**Task:** Filter the entries, keeping every line with the word "section".

**Material to process:**
......

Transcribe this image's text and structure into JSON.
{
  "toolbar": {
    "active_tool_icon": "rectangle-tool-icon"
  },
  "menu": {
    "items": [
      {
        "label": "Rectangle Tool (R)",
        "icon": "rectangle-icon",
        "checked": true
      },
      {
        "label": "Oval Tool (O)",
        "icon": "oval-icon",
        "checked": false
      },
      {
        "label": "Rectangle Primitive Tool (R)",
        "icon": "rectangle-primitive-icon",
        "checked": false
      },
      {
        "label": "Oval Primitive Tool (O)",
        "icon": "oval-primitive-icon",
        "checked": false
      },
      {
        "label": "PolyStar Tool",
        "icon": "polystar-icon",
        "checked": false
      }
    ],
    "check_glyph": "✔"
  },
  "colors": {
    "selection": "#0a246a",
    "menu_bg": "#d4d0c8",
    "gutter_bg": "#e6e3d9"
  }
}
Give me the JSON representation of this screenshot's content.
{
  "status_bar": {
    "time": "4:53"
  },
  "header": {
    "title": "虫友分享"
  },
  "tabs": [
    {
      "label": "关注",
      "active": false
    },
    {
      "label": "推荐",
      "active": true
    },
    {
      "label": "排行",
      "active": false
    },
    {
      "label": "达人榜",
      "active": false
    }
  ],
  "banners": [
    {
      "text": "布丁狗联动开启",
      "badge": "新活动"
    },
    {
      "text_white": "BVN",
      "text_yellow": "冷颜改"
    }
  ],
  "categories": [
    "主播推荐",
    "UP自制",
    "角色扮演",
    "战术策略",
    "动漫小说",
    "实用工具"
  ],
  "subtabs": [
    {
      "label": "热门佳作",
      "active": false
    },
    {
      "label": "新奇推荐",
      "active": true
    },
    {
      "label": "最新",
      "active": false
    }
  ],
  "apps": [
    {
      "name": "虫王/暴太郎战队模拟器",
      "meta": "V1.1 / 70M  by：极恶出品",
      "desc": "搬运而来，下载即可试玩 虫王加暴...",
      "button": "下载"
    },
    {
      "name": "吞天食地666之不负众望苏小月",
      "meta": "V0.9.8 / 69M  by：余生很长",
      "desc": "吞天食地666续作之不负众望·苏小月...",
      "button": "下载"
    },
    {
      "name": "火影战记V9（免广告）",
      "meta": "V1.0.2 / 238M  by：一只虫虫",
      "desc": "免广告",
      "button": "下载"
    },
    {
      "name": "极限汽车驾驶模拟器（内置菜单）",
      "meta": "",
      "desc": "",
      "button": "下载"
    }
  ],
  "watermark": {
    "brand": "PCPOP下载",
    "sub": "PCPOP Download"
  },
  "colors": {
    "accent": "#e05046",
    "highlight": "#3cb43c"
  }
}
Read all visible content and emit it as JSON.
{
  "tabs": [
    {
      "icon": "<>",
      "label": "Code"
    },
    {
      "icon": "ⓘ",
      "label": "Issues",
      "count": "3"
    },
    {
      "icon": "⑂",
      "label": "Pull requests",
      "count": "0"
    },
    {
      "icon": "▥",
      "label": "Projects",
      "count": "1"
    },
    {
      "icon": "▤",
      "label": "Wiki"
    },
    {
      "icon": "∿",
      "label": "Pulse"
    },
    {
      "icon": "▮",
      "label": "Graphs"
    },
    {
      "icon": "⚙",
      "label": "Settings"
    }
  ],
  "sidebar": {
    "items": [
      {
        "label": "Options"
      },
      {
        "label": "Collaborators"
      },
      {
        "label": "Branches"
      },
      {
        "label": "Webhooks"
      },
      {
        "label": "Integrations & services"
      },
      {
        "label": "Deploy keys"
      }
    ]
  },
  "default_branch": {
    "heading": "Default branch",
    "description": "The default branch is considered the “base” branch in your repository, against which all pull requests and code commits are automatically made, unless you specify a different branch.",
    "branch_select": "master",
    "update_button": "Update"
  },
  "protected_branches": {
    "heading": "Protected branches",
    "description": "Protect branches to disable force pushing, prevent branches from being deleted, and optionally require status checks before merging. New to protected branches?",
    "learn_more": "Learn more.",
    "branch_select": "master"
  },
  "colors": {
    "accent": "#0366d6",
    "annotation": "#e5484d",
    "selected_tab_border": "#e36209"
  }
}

......

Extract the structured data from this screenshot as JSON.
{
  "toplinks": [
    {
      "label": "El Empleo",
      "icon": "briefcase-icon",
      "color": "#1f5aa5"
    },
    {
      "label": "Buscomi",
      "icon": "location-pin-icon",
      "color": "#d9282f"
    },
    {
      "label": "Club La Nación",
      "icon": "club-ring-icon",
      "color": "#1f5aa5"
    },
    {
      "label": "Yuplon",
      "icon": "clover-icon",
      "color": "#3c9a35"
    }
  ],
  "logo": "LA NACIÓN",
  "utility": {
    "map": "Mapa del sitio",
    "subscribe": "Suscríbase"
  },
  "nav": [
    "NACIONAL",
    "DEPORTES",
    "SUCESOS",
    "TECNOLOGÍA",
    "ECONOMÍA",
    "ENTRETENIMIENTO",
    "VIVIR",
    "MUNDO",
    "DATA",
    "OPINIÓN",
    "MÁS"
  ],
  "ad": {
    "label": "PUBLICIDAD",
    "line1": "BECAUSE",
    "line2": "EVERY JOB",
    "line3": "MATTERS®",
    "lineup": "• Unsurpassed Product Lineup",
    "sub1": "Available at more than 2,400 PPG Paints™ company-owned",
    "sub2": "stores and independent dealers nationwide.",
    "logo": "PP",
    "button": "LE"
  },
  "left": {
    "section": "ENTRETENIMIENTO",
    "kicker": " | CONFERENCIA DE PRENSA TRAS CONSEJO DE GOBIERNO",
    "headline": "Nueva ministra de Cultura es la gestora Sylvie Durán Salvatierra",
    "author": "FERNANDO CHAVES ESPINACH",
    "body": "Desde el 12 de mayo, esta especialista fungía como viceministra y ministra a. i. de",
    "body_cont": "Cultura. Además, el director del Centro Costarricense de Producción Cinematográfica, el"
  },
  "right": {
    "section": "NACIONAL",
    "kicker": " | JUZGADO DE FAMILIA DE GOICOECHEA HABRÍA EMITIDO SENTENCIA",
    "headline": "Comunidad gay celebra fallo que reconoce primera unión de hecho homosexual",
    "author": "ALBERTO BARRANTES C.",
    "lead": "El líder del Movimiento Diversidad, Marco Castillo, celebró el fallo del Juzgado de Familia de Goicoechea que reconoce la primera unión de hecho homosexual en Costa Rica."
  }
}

......

**Answer:**
    "section": "ENTRETENIMIENTO",
    "section": "NACIONAL",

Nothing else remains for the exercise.